--- start ---
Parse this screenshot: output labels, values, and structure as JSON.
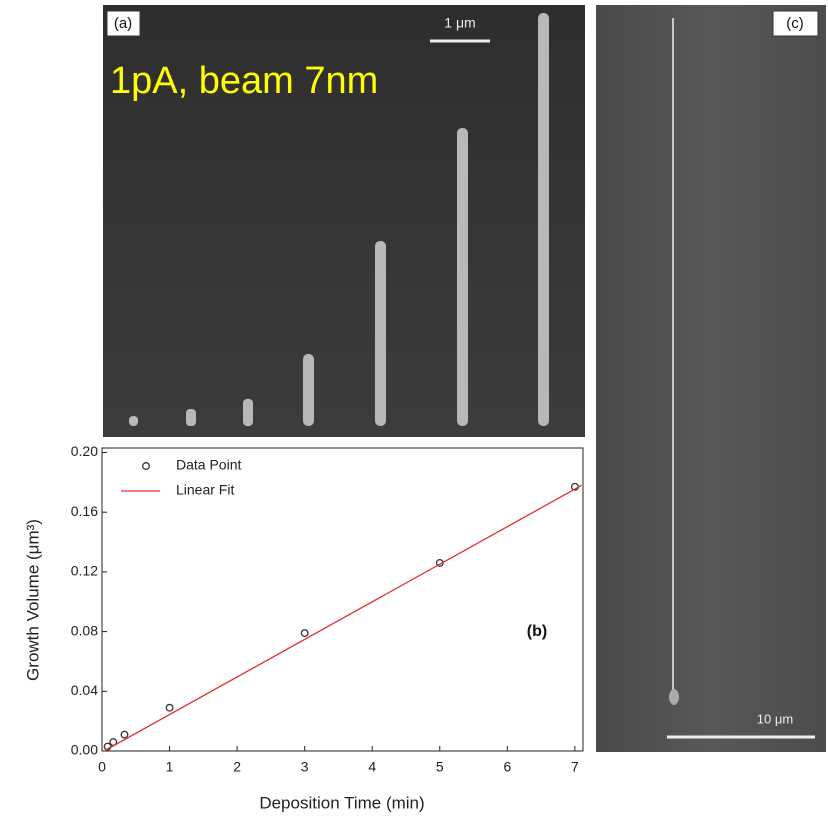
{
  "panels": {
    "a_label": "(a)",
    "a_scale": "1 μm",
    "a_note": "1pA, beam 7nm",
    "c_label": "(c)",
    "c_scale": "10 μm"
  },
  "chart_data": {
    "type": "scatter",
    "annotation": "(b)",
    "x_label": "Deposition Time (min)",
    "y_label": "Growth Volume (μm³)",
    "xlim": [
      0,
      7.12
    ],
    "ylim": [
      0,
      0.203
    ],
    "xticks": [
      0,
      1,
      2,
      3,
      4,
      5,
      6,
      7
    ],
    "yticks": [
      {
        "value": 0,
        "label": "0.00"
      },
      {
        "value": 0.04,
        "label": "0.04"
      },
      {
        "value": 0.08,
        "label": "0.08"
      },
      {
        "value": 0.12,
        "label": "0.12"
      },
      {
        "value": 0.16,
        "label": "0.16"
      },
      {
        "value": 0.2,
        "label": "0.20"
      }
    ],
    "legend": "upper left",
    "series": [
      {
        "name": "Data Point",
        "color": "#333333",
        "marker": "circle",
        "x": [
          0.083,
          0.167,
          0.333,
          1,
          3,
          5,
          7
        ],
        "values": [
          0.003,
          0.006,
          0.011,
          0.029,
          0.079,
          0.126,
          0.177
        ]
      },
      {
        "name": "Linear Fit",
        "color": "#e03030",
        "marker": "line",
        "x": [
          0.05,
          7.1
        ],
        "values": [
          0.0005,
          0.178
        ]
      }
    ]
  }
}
--- end ---
--- start ---
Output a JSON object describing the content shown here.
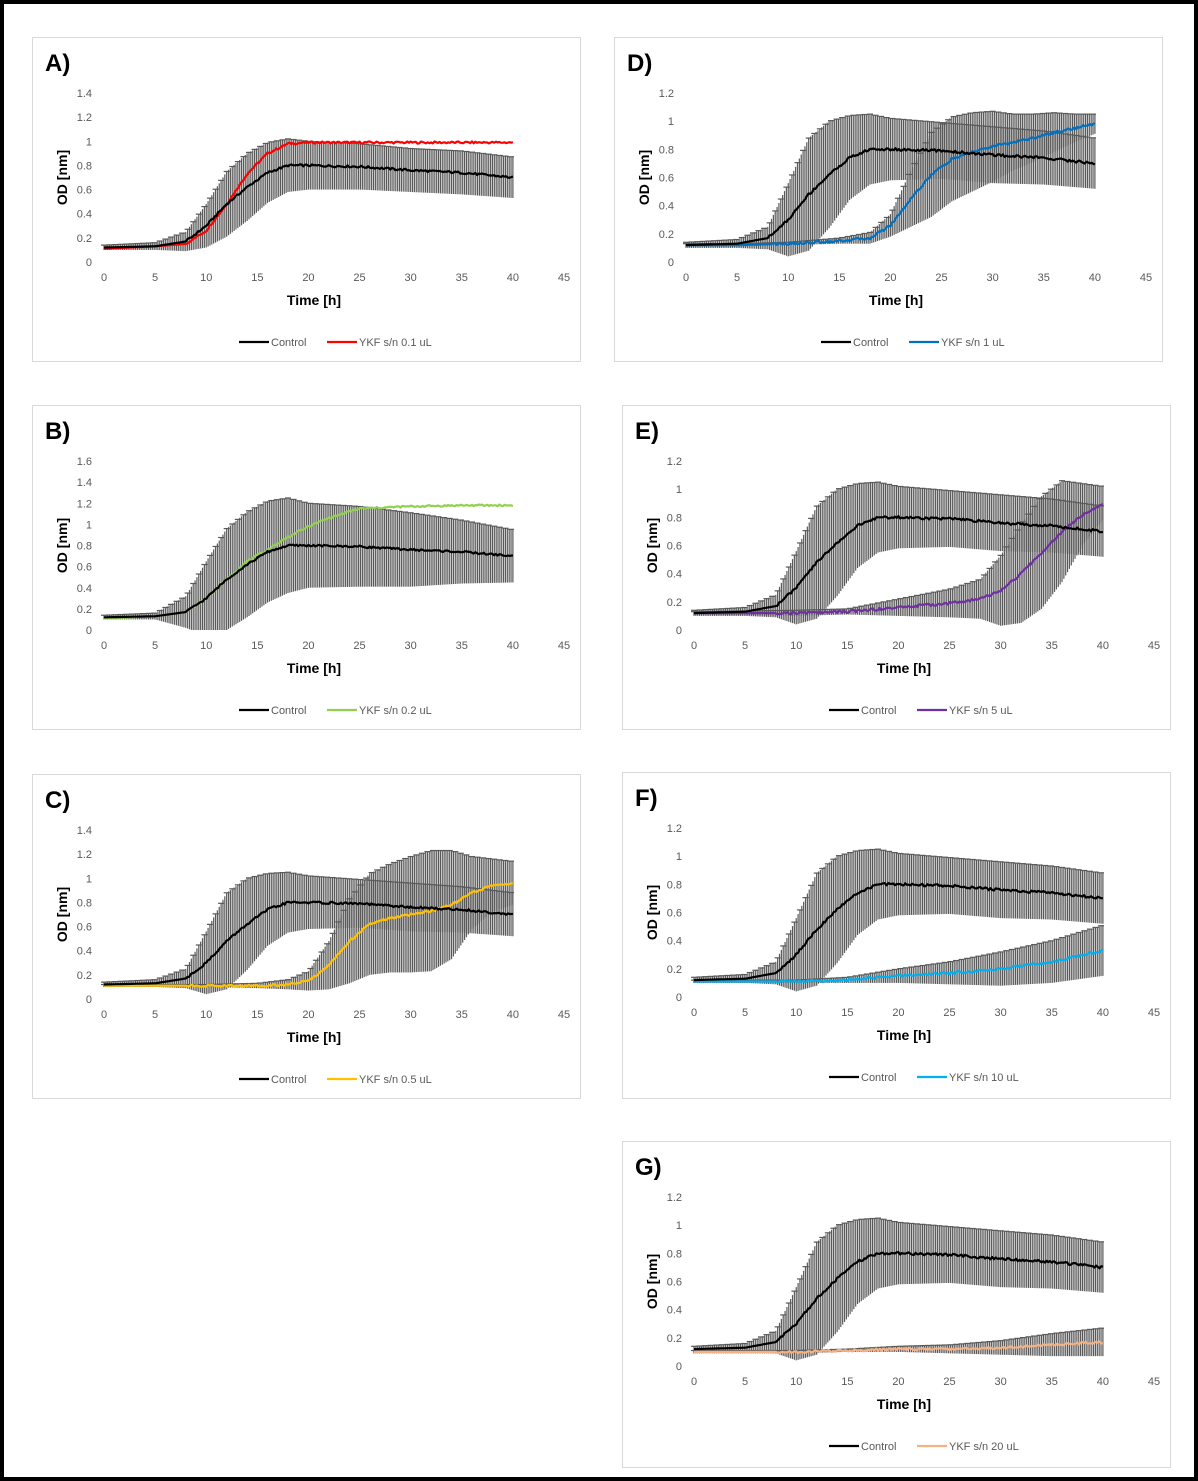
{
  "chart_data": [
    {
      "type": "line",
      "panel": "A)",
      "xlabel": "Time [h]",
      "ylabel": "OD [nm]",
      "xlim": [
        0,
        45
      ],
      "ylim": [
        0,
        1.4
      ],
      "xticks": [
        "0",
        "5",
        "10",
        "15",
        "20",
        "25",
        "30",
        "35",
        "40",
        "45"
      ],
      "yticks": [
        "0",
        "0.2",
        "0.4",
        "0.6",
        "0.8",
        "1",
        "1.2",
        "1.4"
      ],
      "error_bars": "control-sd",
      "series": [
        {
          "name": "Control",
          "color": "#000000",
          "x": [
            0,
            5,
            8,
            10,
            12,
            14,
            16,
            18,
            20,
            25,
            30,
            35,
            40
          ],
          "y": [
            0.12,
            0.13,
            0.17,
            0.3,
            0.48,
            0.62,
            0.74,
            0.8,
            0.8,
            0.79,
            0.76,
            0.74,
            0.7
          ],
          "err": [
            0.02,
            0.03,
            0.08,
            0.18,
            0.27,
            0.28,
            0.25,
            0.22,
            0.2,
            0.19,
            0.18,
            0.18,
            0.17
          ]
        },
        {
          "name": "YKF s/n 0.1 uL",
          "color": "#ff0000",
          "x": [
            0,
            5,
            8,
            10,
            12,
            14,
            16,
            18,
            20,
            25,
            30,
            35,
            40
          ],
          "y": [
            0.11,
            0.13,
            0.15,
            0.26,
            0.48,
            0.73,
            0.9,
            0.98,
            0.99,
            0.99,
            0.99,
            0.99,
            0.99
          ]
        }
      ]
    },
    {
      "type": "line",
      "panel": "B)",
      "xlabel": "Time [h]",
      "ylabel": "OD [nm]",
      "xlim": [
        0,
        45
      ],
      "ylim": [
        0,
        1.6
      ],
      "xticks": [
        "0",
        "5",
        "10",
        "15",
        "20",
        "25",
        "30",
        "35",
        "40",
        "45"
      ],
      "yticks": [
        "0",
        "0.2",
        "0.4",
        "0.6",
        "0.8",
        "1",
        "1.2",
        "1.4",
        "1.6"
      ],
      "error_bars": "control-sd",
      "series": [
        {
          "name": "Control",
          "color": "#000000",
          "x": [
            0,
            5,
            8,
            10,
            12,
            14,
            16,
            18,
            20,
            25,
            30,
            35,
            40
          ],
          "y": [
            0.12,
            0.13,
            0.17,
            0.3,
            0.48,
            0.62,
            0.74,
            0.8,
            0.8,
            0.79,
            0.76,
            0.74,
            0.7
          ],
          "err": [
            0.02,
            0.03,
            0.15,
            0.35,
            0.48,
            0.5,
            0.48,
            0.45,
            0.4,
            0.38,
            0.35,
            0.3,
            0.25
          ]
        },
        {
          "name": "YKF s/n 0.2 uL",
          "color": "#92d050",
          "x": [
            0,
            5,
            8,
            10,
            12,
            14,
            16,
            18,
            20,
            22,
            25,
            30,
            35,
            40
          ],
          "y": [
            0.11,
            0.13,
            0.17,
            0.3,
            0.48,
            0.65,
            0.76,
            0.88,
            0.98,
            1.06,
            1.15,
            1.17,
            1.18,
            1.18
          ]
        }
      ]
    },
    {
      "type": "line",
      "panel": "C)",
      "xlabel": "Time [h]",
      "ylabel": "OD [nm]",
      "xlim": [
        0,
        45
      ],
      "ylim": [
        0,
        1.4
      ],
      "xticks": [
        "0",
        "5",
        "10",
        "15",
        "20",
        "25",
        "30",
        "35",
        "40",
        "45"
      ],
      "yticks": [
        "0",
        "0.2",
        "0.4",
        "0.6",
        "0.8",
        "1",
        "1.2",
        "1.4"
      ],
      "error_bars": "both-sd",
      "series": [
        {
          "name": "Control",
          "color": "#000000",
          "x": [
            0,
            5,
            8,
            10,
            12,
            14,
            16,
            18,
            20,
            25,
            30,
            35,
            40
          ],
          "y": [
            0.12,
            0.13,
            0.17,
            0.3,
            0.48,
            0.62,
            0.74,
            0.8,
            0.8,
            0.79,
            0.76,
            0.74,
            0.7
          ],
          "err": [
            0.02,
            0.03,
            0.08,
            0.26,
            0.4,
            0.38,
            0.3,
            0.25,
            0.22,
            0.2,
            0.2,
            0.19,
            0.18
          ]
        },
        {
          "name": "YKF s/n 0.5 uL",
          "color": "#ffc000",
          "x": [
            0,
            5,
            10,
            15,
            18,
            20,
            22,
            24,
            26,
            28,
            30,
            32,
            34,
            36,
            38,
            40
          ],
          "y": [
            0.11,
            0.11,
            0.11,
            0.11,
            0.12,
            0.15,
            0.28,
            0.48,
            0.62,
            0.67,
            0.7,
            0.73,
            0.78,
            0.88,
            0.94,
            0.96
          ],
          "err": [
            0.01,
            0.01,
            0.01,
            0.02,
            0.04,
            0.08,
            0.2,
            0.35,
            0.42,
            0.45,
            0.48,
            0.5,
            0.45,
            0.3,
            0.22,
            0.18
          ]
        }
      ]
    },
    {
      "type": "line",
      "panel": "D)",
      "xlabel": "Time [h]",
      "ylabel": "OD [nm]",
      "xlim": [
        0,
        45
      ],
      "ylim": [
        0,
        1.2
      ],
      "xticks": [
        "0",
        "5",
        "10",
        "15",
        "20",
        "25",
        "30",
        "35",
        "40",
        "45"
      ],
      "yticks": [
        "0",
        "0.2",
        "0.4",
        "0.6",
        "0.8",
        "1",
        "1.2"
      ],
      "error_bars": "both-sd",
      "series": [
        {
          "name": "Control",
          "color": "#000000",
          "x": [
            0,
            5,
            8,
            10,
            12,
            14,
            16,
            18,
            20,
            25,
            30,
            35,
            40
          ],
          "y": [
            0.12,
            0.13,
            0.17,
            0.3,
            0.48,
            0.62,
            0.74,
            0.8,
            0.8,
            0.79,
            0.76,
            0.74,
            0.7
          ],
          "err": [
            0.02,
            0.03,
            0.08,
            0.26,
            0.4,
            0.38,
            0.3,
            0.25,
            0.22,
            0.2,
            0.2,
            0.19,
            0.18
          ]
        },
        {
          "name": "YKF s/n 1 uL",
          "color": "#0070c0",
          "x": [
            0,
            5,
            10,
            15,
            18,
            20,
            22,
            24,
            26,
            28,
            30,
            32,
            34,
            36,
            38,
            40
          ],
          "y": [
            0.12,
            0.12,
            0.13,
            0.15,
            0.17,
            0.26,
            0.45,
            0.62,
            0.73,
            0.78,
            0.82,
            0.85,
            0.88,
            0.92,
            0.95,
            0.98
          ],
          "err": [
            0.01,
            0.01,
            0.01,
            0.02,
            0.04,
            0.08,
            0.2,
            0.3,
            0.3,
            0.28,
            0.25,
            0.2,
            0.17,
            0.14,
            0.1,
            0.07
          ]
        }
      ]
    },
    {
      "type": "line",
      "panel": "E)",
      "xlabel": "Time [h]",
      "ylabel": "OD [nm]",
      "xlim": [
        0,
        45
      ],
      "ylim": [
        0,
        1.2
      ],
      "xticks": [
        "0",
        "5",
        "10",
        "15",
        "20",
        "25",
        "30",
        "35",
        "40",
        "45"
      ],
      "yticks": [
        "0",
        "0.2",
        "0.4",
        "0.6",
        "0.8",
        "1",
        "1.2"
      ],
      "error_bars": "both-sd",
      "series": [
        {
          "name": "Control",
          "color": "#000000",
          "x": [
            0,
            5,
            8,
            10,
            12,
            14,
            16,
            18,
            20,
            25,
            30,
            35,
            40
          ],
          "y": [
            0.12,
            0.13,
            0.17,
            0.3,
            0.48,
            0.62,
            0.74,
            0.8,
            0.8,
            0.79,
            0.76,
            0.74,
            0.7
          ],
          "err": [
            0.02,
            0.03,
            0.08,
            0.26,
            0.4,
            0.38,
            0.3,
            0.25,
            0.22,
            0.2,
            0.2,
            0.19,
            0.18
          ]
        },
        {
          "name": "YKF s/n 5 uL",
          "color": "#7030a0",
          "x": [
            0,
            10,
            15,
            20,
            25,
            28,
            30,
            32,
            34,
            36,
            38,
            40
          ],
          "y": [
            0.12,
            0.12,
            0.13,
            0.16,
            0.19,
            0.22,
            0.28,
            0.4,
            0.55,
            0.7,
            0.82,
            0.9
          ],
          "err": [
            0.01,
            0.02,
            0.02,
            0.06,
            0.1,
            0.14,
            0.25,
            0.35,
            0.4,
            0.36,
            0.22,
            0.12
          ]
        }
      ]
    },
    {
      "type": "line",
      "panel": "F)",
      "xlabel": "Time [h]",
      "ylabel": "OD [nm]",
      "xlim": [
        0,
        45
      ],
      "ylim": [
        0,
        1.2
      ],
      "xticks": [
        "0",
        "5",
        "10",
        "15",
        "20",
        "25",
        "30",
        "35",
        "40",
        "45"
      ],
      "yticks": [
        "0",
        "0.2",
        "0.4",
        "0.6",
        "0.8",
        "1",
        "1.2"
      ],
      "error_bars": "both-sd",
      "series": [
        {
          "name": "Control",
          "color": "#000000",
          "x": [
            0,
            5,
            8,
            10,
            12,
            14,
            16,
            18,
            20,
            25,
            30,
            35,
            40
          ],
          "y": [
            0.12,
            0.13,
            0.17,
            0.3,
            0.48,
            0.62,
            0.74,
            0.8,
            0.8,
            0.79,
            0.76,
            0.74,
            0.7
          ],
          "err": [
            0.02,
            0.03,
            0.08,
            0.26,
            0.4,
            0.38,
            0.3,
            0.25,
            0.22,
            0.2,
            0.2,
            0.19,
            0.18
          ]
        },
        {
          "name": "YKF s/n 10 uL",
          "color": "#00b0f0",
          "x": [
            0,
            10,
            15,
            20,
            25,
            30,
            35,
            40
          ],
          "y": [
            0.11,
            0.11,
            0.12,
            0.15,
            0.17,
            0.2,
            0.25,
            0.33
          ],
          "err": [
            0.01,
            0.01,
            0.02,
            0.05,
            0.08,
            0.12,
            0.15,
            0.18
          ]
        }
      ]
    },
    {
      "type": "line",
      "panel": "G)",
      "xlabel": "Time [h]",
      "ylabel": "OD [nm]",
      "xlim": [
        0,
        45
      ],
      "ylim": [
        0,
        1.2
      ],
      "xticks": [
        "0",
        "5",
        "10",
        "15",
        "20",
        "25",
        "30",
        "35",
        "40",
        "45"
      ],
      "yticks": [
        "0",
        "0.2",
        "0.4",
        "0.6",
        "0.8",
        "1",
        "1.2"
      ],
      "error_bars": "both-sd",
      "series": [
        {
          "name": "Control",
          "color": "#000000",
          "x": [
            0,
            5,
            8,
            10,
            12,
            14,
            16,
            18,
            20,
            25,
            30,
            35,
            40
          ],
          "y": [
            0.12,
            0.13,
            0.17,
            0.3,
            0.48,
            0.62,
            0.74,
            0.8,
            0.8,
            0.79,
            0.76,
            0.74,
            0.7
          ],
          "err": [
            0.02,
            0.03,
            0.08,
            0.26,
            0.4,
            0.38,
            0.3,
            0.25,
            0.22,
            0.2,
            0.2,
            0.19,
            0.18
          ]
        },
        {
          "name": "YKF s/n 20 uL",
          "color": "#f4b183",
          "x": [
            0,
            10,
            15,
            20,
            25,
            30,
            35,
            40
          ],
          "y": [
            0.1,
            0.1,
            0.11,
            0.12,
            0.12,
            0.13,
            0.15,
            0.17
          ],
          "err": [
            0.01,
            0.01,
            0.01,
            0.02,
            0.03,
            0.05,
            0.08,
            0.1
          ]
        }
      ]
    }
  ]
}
--- end ---
Reply with nothing but the number of lines that contain the word "JSON".

2